-- Begin --

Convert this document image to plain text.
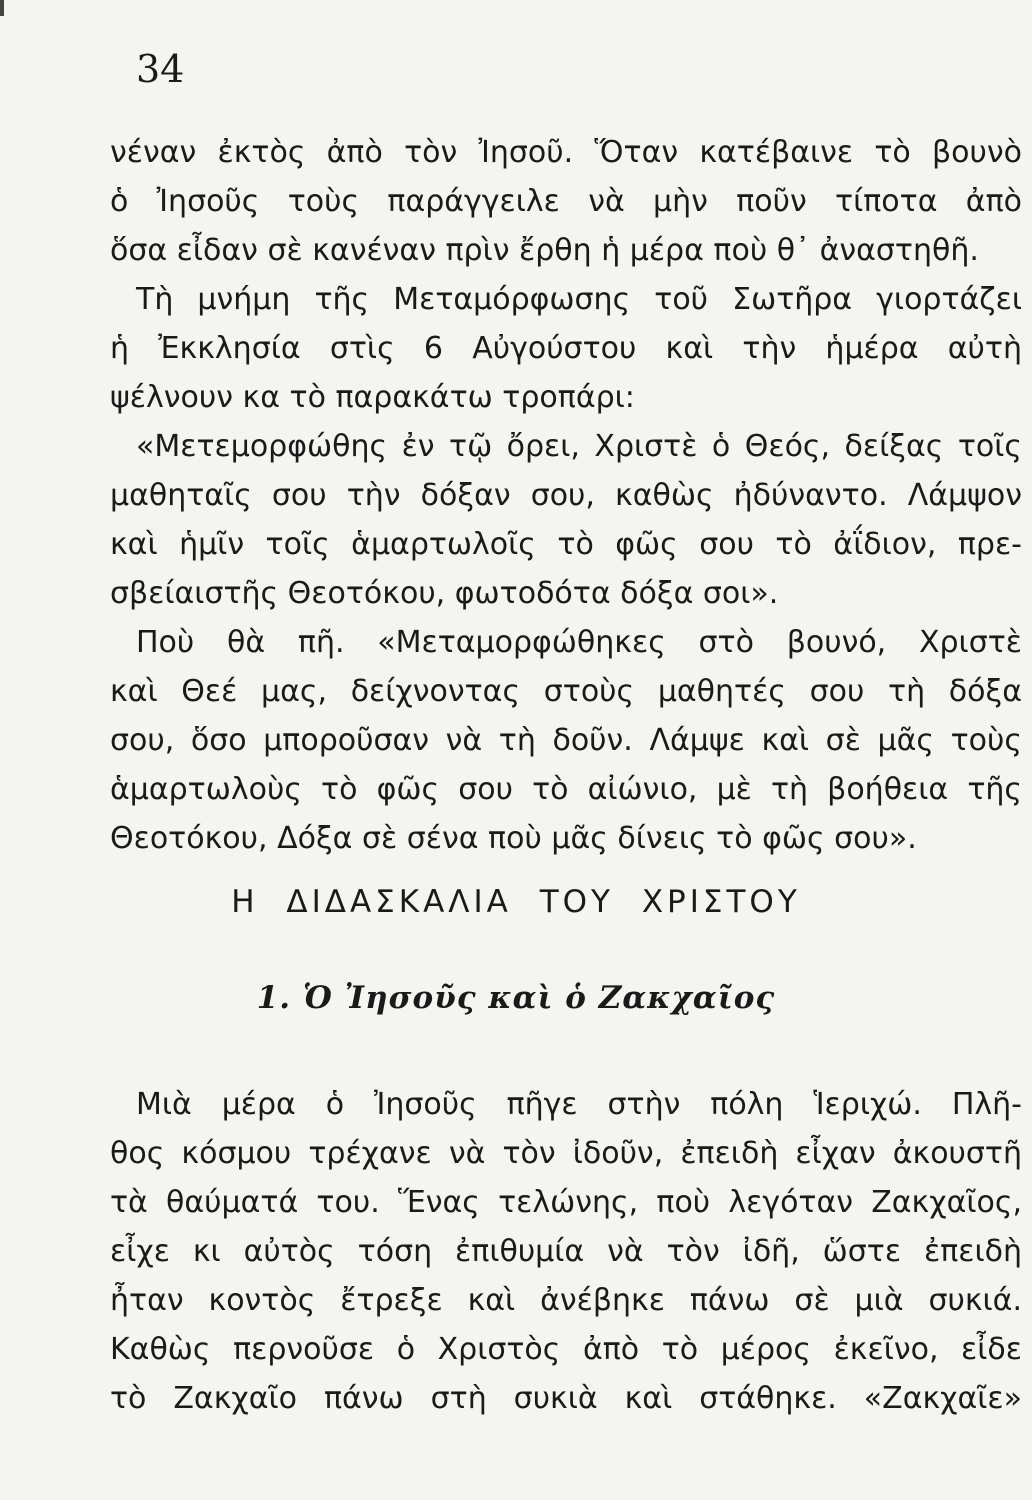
34
νέναν ἐκτὸς ἀπὸ τὸν Ἰησοῦ. Ὅταν κατέβαινε τὸ βουνὸ
ὁ Ἰησοῦς τοὺς παράγγειλε νὰ μὴν ποῦν τίποτα ἀπὸ
ὅσα εἶδαν σὲ κανέναν πρὶν ἔρθη ἡ μέρα ποὺ θ᾽ ἀναστηθῆ.
Τὴ μνήμη τῆς Μεταμόρφωσης τοῦ Σωτῆρα γιορτάζει
ἡ Ἐκκλησία στὶς 6 Αὐγούστου καὶ τὴν ἡμέρα αὐτὴ
ψέλνουν κα τὸ παρακάτω τροπάρι:
«Μετεμορφώθης ἐν τῷ ὄρει, Χριστὲ ὁ Θεός, δείξας τοῖς
μαθηταῖς σου τὴν δόξαν σου, καθὼς ἠδύναντο. Λάμψον
καὶ ἡμῖν τοῖς ἁμαρτωλοῖς τὸ φῶς σου τὸ ἀΐδιον, πρε-
σβείαιστῆς Θεοτόκου, φωτοδότα δόξα σοι».
Ποὺ θὰ πῆ. «Μεταμορφώθηκες στὸ βουνό, Χριστὲ
καὶ Θεέ μας, δείχνοντας στοὺς μαθητές σου τὴ δόξα
σου, ὅσο μποροῦσαν νὰ τὴ δοῦν. Λάμψε καὶ σὲ μᾶς τοὺς
ἁμαρτωλοὺς τὸ φῶς σου τὸ αἰώνιο, μὲ τὴ βοήθεια τῆς
Θεοτόκου, Δόξα σὲ σένα ποὺ μᾶς δίνεις τὸ φῶς σου».
Η ΔΙΔΑΣΚΑΛΙΑ ΤΟΥ ΧΡΙΣΤΟΥ
1. Ὁ Ἰησοῦς καὶ ὁ Ζακχαῖος
Μιὰ μέρα ὁ Ἰησοῦς πῆγε στὴν πόλη Ἱεριχώ. Πλῆ-
θος κόσμου τρέχανε νὰ τὸν ἰδοῦν, ἐπειδὴ εἶχαν ἀκουστῆ
τὰ θαύματά του. Ἕνας τελώνης, ποὺ λεγόταν Ζακχαῖος,
εἶχε κι αὐτὸς τόση ἐπιθυμία νὰ τὸν ἰδῆ, ὥστε ἐπειδὴ
ἦταν κοντὸς ἔτρεξε καὶ ἀνέβηκε πάνω σὲ μιὰ συκιά.
Καθὼς περνοῦσε ὁ Χριστὸς ἀπὸ τὸ μέρος ἐκεῖνο, εἶδε
τὸ Ζακχαῖο πάνω στὴ συκιὰ καὶ στάθηκε. «Ζακχαῖε»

-- End --

REQUIREMENT: For each line in the data above that contains the string "Θεοτόκου", extract the line.

EXERCISE OUTPUT:
σβείαιστῆς Θεοτόκου, φωτοδότα δόξα σοι».
Θεοτόκου, Δόξα σὲ σένα ποὺ μᾶς δίνεις τὸ φῶς σου».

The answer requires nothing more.